> Goal:
Only a number is wanted: the count of lines in this listing that contain "requirements".

> Data supplied:
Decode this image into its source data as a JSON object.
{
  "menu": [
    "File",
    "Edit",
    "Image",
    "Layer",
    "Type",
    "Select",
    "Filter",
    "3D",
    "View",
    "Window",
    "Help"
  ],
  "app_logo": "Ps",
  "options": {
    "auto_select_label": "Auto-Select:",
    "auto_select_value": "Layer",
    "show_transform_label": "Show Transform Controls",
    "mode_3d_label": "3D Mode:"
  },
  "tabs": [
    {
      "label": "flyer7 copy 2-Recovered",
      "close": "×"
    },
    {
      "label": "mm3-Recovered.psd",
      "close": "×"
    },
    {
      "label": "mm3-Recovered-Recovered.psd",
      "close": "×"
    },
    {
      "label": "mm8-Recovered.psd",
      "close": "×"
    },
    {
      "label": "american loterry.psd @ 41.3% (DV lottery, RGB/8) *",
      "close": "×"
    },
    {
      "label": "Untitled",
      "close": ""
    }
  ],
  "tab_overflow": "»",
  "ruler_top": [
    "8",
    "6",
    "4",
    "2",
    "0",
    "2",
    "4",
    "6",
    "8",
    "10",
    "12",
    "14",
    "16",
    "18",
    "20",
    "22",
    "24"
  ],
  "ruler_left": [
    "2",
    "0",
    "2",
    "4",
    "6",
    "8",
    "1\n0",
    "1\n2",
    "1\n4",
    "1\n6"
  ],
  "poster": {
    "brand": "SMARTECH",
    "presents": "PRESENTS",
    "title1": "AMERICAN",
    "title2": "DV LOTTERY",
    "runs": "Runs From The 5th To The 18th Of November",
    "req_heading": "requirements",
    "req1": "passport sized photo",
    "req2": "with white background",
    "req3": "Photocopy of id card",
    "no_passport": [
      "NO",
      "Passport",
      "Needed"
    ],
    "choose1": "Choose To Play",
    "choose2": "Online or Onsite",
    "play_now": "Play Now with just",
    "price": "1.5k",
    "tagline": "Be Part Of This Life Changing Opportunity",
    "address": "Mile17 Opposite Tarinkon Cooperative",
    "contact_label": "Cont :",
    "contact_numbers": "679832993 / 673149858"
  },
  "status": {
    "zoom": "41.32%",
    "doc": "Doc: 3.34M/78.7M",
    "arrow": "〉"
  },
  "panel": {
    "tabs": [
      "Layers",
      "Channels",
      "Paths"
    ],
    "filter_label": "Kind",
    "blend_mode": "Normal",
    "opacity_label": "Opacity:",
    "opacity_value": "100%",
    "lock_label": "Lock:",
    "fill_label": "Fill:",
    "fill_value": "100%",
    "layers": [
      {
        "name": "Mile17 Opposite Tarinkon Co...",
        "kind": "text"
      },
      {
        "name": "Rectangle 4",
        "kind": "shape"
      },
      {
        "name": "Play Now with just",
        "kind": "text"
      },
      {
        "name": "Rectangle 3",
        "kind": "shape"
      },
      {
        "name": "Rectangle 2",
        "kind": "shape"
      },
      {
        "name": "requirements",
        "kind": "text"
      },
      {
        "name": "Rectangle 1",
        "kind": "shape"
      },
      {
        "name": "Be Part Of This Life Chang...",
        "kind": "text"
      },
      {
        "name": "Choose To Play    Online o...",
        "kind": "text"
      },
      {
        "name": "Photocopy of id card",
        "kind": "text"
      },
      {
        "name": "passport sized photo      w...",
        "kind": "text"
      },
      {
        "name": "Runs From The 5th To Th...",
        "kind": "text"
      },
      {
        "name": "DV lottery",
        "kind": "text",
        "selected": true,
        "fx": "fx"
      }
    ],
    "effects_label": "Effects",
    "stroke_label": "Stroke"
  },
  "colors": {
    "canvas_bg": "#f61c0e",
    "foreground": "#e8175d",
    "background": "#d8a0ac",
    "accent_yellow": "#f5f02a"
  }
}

> Task result:
2